La vendemmia degli altri: la Champagne alla resa dei conti

October 15, 2017

Poiché quasi tutto è stato detto sulla vendemmia italiana appena conclusa, proviamo a sbirciare su quella d’oltralpe, e nello specifico in Champagne, culla delle bollicine più amate al mondo.

 

Nella sua relazione annuale sull’andamento della vendemmia 2017, il Comitato interprofessionale del vino di Champagne ha confermato una perdita di germogli su tutto il territorio superiore al 20% a causa delle gelate primaverili, che i più attenti ricorderanno trasmesse su tutti i telegiornali. I fuochi accesi tra i filari, per intenderci.

 

L’area aveva però poi sperimentato un lungo e intenso periodo di sole e calore tra metà maggio e fine luglio che aveva garantito un buono stato di salute dei grappoli nonostante lo stress idrico. Agosto non è stato così clemente, invece. Temporali e grandine su un’uva già matura e il rischio di muffe hanno portato il Comitato a fissare le date di inizio vendemmia già dal 26 agosto e a permettere ai produttori di derogare alla resa consentita per l’anno (10.300kg/ha) tramite il ricorso alla riserva ad integrazione dei loro raccolti.

2017 quindi nella top 5 degli anni in cui la vendemmia è stata più precoce, insieme al 1950, 2003, 2007 e 2011.

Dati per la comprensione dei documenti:

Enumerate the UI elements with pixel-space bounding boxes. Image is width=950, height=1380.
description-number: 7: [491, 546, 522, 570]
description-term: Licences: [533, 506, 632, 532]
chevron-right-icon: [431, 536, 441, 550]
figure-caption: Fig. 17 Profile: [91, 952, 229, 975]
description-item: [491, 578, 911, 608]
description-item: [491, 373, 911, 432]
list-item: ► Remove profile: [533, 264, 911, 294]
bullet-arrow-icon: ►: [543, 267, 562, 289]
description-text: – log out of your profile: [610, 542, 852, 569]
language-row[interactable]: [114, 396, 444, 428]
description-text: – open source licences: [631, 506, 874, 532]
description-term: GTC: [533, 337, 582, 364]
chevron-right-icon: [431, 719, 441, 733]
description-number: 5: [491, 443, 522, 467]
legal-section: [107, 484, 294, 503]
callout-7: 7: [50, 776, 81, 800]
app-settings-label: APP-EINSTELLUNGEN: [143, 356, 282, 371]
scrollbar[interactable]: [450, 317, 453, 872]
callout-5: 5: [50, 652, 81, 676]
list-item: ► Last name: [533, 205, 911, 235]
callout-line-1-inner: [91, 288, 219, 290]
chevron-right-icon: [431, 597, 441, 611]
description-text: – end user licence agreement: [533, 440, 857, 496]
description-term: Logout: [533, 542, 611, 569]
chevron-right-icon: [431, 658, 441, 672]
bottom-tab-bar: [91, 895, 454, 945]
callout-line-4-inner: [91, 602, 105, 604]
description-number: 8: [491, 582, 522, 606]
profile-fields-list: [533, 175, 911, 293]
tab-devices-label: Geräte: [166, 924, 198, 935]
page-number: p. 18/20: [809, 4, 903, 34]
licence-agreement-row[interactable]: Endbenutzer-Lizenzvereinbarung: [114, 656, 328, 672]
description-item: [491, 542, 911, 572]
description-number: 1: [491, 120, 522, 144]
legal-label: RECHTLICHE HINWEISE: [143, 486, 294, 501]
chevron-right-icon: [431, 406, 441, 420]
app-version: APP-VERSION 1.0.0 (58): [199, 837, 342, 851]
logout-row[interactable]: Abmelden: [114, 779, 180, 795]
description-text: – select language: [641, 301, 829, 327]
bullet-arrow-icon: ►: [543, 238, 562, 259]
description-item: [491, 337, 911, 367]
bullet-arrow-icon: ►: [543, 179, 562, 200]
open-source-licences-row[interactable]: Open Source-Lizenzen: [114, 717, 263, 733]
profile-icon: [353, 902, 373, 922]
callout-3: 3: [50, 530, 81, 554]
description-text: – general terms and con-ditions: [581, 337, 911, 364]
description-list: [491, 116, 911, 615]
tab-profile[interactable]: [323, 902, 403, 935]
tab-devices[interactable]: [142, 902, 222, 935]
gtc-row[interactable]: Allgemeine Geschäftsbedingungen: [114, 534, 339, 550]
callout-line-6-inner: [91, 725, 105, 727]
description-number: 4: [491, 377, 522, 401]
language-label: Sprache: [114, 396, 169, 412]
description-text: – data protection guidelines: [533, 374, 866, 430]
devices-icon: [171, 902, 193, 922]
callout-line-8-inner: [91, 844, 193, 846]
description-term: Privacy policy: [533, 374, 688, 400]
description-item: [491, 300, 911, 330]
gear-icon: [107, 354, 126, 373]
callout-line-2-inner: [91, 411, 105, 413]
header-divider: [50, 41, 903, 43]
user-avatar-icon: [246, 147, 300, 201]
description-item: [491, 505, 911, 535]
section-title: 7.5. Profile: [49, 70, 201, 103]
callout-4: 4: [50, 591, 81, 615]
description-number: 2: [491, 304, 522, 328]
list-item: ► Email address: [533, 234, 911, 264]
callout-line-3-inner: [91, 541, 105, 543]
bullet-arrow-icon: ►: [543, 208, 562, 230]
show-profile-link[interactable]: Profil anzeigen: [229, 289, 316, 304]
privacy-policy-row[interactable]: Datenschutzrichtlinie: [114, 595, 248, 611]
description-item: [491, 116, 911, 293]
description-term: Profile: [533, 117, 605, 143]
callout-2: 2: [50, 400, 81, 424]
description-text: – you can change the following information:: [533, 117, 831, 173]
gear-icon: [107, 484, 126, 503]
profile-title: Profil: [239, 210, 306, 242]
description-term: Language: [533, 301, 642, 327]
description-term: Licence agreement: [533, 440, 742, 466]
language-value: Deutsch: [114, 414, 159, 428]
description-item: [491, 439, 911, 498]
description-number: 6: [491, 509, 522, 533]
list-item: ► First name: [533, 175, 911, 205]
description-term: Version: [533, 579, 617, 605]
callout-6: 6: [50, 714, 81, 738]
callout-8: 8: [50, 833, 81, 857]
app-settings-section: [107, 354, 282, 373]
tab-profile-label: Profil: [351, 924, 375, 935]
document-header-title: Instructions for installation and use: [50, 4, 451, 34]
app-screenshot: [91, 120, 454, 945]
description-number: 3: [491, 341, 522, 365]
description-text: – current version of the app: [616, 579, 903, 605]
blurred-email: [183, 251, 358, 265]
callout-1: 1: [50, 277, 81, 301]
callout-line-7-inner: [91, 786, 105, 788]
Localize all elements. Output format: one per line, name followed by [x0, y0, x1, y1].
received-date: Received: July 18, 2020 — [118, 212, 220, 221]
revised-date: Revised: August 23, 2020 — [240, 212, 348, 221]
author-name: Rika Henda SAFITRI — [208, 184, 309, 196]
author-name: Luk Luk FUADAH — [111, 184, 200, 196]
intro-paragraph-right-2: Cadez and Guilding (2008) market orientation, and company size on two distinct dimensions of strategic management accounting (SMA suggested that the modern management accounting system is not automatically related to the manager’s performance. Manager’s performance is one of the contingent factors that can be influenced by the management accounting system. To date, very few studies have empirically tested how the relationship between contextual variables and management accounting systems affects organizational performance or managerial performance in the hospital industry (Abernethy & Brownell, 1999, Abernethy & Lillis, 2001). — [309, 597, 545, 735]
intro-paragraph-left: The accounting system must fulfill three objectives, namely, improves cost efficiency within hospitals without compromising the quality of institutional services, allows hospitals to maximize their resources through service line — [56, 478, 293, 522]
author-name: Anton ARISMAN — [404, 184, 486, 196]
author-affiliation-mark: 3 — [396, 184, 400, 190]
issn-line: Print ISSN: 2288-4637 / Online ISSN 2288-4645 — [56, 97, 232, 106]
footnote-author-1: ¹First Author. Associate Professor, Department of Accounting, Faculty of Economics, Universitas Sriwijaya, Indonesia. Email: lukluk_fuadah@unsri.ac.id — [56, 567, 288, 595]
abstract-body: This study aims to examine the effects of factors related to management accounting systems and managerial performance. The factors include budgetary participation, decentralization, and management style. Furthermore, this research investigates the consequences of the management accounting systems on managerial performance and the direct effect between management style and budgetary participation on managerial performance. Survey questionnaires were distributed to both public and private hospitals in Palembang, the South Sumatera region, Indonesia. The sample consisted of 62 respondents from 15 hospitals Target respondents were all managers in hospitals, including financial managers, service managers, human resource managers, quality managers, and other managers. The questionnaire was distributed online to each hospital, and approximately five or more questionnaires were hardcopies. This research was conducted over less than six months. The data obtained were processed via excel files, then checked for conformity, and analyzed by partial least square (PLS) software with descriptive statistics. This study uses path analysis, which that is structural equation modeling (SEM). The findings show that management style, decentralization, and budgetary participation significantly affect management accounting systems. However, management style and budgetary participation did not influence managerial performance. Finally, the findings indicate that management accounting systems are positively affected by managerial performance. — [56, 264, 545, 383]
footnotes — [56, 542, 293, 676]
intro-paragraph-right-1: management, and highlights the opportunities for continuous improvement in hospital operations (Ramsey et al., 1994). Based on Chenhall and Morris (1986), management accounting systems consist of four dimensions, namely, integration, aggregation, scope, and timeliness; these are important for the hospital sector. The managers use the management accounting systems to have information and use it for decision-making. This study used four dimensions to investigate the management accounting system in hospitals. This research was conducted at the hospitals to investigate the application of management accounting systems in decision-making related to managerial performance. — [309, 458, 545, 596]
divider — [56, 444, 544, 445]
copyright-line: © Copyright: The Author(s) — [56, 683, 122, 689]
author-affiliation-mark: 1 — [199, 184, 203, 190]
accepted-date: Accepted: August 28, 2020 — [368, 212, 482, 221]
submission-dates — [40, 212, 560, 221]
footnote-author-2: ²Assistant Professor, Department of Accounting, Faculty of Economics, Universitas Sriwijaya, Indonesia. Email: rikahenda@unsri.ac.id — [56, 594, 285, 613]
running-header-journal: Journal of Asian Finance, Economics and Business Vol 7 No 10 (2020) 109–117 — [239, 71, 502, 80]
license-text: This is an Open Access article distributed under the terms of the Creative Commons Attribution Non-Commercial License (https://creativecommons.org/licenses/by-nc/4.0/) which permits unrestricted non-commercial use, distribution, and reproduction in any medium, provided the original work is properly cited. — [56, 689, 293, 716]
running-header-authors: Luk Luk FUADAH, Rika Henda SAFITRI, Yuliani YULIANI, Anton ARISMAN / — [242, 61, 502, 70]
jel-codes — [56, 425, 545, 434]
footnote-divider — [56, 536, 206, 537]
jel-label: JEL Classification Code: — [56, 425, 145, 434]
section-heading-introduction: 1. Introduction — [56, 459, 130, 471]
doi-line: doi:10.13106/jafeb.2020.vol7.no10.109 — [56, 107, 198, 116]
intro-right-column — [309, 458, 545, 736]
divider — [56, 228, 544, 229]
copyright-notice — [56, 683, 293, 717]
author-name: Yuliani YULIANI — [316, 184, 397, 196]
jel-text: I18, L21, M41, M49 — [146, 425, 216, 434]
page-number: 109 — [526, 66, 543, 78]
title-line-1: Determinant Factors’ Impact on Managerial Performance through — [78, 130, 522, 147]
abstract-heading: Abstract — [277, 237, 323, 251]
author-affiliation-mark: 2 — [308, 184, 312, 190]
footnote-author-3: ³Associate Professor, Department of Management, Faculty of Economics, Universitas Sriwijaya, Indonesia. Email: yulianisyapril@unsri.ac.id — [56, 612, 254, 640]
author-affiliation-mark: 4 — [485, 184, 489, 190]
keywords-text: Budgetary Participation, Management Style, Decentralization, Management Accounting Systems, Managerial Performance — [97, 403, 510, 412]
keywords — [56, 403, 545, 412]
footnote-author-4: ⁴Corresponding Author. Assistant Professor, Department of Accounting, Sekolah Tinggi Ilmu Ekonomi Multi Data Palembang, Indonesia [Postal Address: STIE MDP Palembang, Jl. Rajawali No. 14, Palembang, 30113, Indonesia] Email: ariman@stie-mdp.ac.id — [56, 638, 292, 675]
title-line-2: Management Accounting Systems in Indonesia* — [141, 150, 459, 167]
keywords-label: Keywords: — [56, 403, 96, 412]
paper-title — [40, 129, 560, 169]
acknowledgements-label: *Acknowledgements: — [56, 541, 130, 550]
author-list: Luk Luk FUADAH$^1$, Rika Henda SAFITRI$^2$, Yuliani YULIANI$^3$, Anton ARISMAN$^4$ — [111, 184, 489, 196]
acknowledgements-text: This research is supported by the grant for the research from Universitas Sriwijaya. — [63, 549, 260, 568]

* [Consegna]
Quali anni sono indicati, nel testo sulla vendemmia in Champagne, come i cinque con la vendemmia più precoce? Riportali tutti.

* [Risposta]
2017, 1950, 2003, 2007, 2011